##### DATA TO PROCESS #####

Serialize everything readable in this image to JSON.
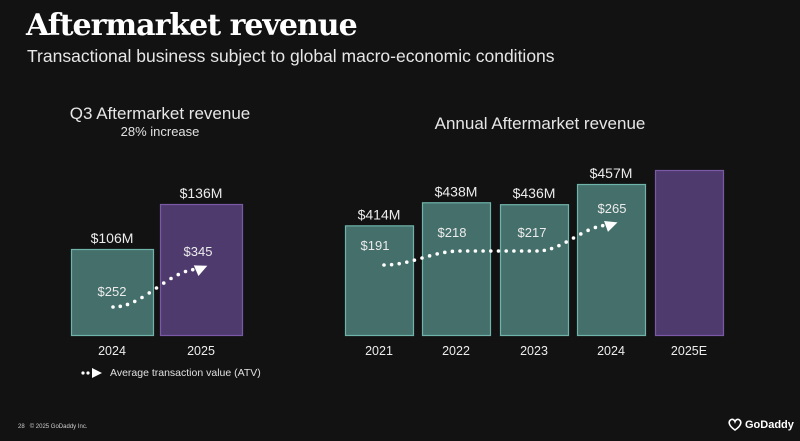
{
  "slide": {
    "title": "Aftermarket revenue",
    "subtitle": "Transactional business subject to global macro-economic conditions",
    "page_number": "28",
    "copyright": "© 2025 GoDaddy Inc.",
    "brand": "GoDaddy"
  },
  "legend": {
    "icon": "dotted-arrow-icon",
    "label": "Average transaction value (ATV)"
  },
  "colors": {
    "actual_bar": "#446f6b",
    "actual_border": "#6fb3aa",
    "current_bar": "#4f3a6e",
    "current_border": "#7a5aa6",
    "background": "#121212",
    "line": "#ffffff"
  },
  "chart_data": [
    {
      "type": "bar",
      "title": "Q3 Aftermarket revenue",
      "subtitle": "28% increase",
      "categories": [
        "2024",
        "2025"
      ],
      "values": [
        106,
        136
      ],
      "value_labels": [
        "$106M",
        "$136M"
      ],
      "unit": "$M",
      "highlight": [
        false,
        true
      ],
      "overlay_line": {
        "name": "Average transaction value (ATV)",
        "values": [
          252,
          345
        ],
        "labels": [
          "$252",
          "$345"
        ],
        "style": "dotted-arrow"
      }
    },
    {
      "type": "bar",
      "title": "Annual Aftermarket revenue",
      "categories": [
        "2021",
        "2022",
        "2023",
        "2024",
        "2025E"
      ],
      "values": [
        414,
        438,
        436,
        457,
        null
      ],
      "value_labels": [
        "$414M",
        "$438M",
        "$436M",
        "$457M",
        ""
      ],
      "unit": "$M",
      "highlight": [
        false,
        false,
        false,
        false,
        true
      ],
      "overlay_line": {
        "name": "Average transaction value (ATV)",
        "values": [
          191,
          218,
          217,
          265
        ],
        "labels": [
          "$191",
          "$218",
          "$217",
          "$265"
        ],
        "style": "dotted-arrow"
      }
    }
  ]
}
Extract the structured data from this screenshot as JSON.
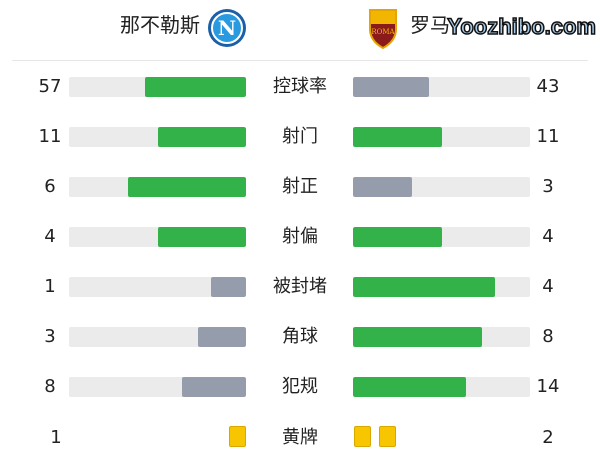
{
  "home": {
    "name": "那不勒斯",
    "logo_text": "N",
    "logo_color": "#1f8fd6"
  },
  "away": {
    "name": "罗马",
    "logo_text": "ROMA",
    "logo_color": "#8b1a1a"
  },
  "colors": {
    "higher": "#33b24a",
    "lower": "#959dac",
    "track": "#ebebeb",
    "card": "#f7c600"
  },
  "stats": [
    {
      "label": "控球率",
      "home": "57",
      "away": "43"
    },
    {
      "label": "射门",
      "home": "11",
      "away": "11"
    },
    {
      "label": "射正",
      "home": "6",
      "away": "3"
    },
    {
      "label": "射偏",
      "home": "4",
      "away": "4"
    },
    {
      "label": "被封堵",
      "home": "1",
      "away": "4"
    },
    {
      "label": "角球",
      "home": "3",
      "away": "8"
    },
    {
      "label": "犯规",
      "home": "8",
      "away": "14"
    }
  ],
  "yellow": {
    "label": "黄牌",
    "home": "1",
    "away": "2"
  },
  "watermark": "Yoozhibo.com"
}
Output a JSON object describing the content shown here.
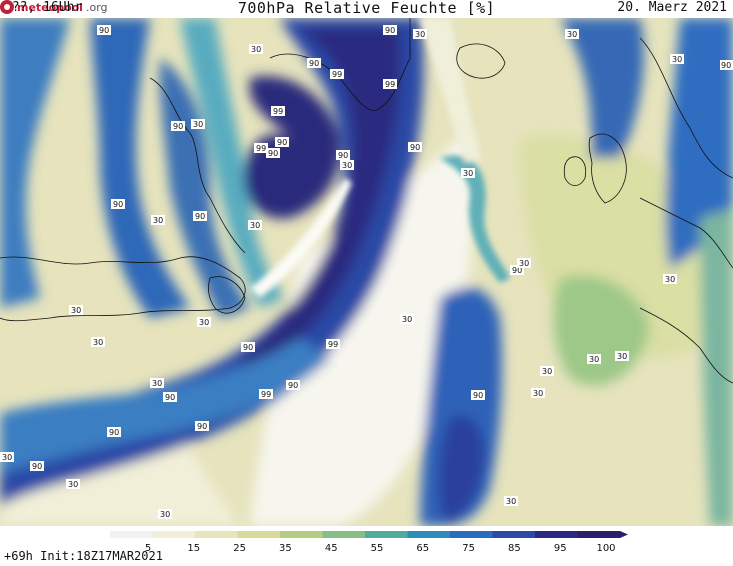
{
  "header": {
    "run_label": "???, 16Uhr",
    "title": "700hPa Relative Feuchte [%]",
    "date": "20. Maerz 2021"
  },
  "footer": {
    "forecast_info": "+69h Init:18Z17MAR2021",
    "logo_text": "meteopool",
    "logo_suffix": ".org"
  },
  "legend": {
    "ticks": [
      "5",
      "15",
      "25",
      "35",
      "45",
      "55",
      "65",
      "75",
      "85",
      "95",
      "100"
    ],
    "colors": [
      "#f2f2f2",
      "#f2efd8",
      "#e8e5bc",
      "#d6da9c",
      "#b4cd80",
      "#86bd84",
      "#52ab9a",
      "#2e8cb8",
      "#2a6bbf",
      "#2a4aa6",
      "#2a2a80",
      "#2a1f6a"
    ]
  },
  "chart_data": {
    "type": "heatmap",
    "title": "700hPa Relative Feuchte [%]",
    "legend": "bottom",
    "scale_ticks": [
      5,
      15,
      25,
      35,
      45,
      55,
      65,
      75,
      85,
      95,
      100
    ],
    "contour_labels": {
      "l90": "90",
      "l99": "99",
      "l30": "30"
    }
  }
}
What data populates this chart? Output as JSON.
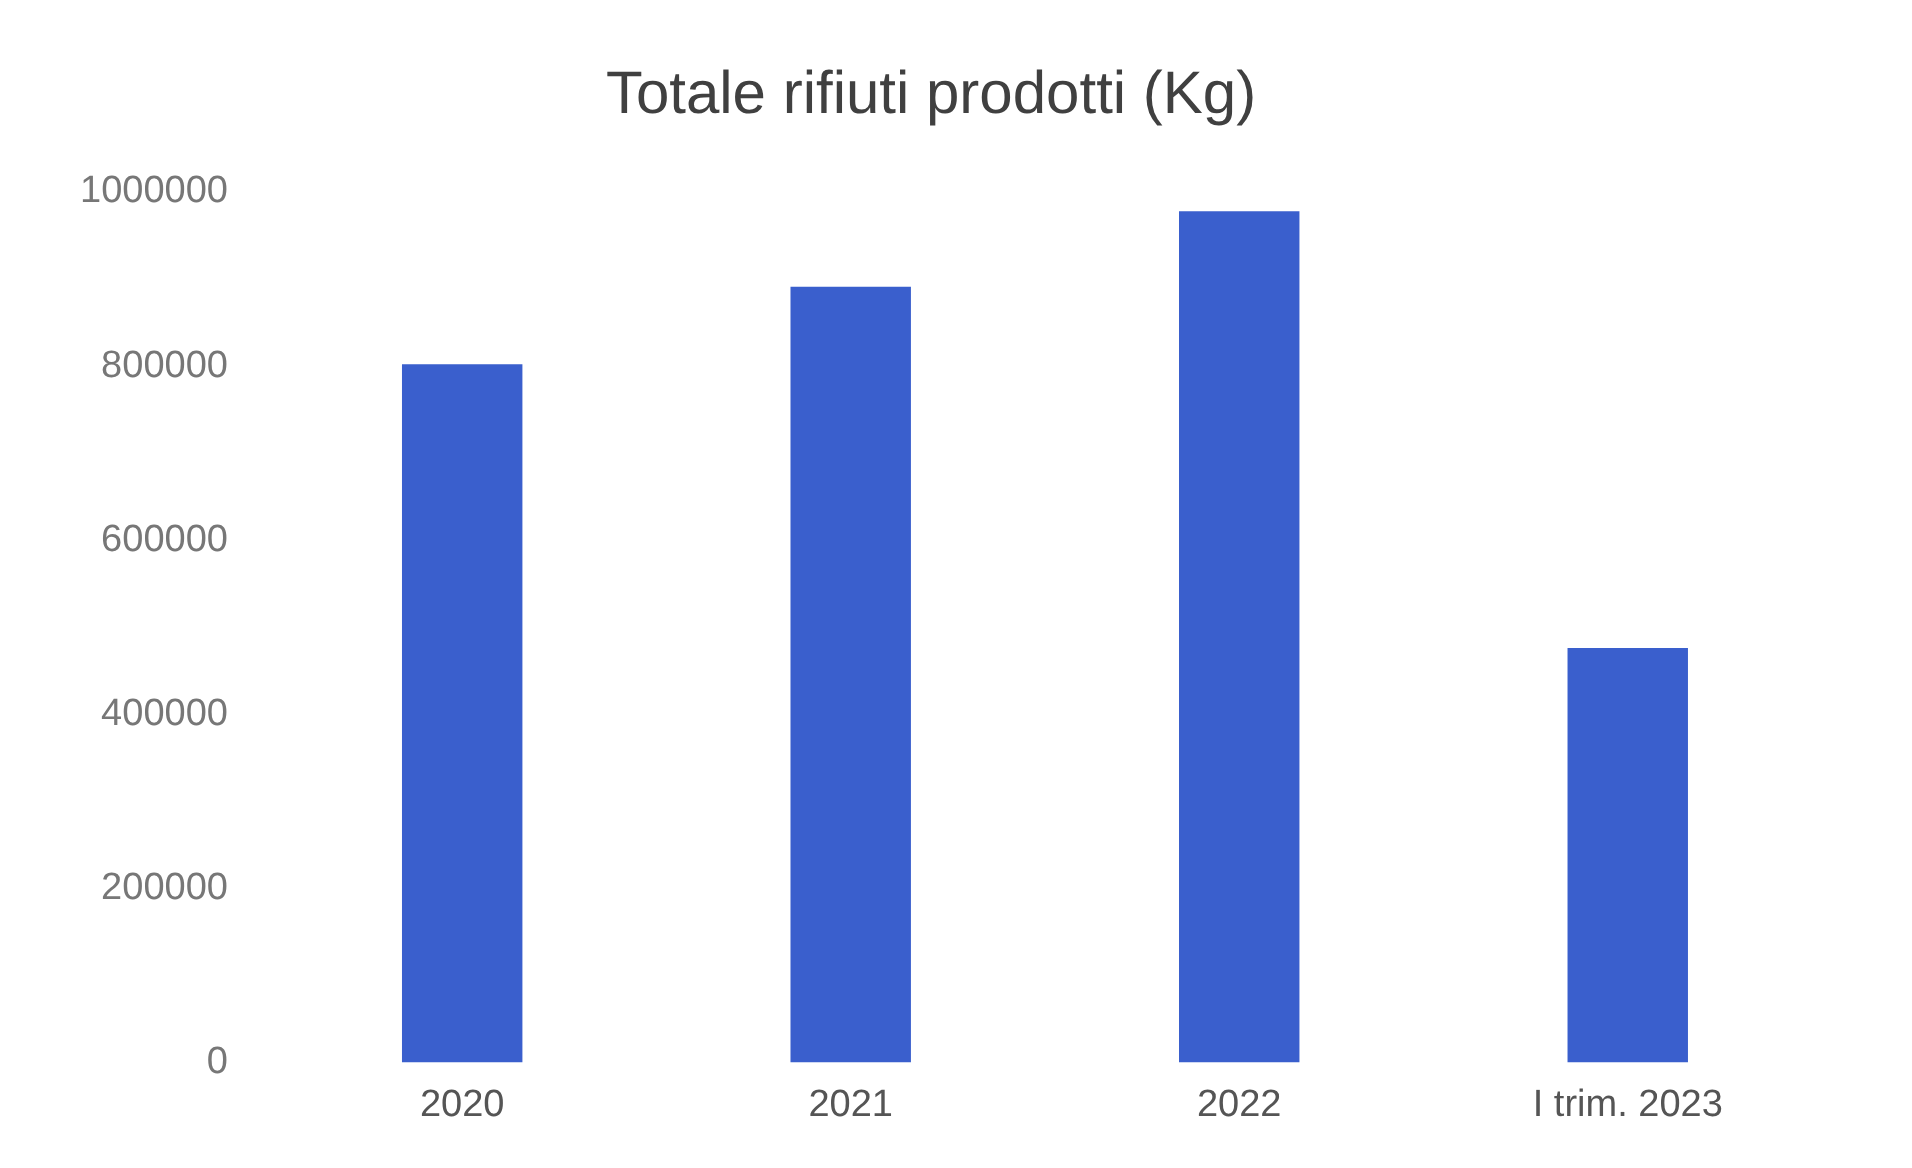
{
  "chart_data": {
    "type": "bar",
    "title": "Totale rifiuti prodotti (Kg)",
    "categories": [
      "2020",
      "2021",
      "2022",
      "I trim. 2023"
    ],
    "values": [
      802000,
      891000,
      978000,
      476000
    ],
    "color": "#3a5fcd",
    "ylim": [
      0,
      1000000
    ],
    "yticks": [
      0,
      200000,
      400000,
      600000,
      800000,
      1000000
    ],
    "grid": false,
    "legend": false
  }
}
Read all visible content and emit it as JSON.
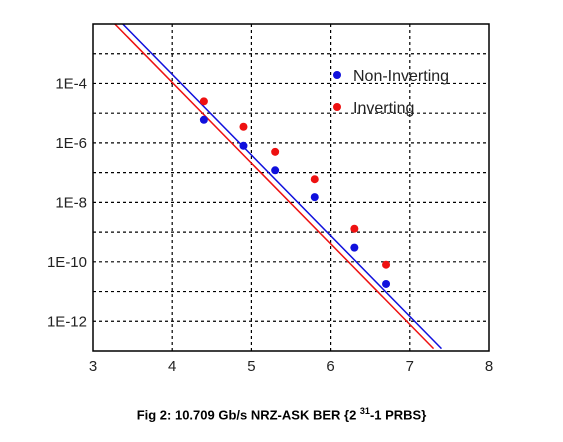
{
  "chart_data": {
    "type": "scatter",
    "title": "",
    "xlabel": "",
    "ylabel": "",
    "xlim": [
      3,
      8
    ],
    "ylim": [
      1e-13,
      0.01
    ],
    "y_scale": "log",
    "grid": true,
    "legend_position": "top-right",
    "x_ticks": [
      3,
      4,
      5,
      6,
      7,
      8
    ],
    "x_tick_labels": [
      "3",
      "4",
      "5",
      "6",
      "7",
      "8"
    ],
    "y_ticks": [
      1e-12,
      1e-10,
      1e-08,
      1e-06,
      0.0001
    ],
    "y_tick_labels": [
      "1E-12",
      "1E-10",
      "1E-8",
      "1E-6",
      "1E-4"
    ],
    "series": [
      {
        "name": "Non-Inverting",
        "color": "#1010dd",
        "marker": "circle",
        "x": [
          4.4,
          4.9,
          5.3,
          5.8,
          6.3,
          6.7
        ],
        "y": [
          6e-06,
          8e-07,
          1.2e-07,
          1.5e-08,
          3e-10,
          1.8e-11
        ],
        "fit_line": {
          "x": [
            3.2,
            7.4
          ],
          "y": [
            0.03,
            1.2e-13
          ]
        }
      },
      {
        "name": "Inverting",
        "color": "#ee1111",
        "marker": "circle",
        "x": [
          4.4,
          4.9,
          5.3,
          5.8,
          6.3,
          6.7
        ],
        "y": [
          2.5e-05,
          3.5e-06,
          5e-07,
          6e-08,
          1.3e-09,
          8e-11
        ],
        "fit_line": {
          "x": [
            3.1,
            7.3
          ],
          "y": [
            0.03,
            1.2e-13
          ]
        }
      }
    ]
  },
  "caption": {
    "prefix": "Fig 2: 10.709 Gb/s NRZ-ASK BER {2 ",
    "superscript": "31",
    "suffix": "-1 PRBS}"
  }
}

#####

EXERCISE:
Using the data above, copy each line that contains "subtitle".

THE ANSWER:
    "subtitle": "Transactional business subject to global macro-economic conditions",
      "subtitle": "28% increase",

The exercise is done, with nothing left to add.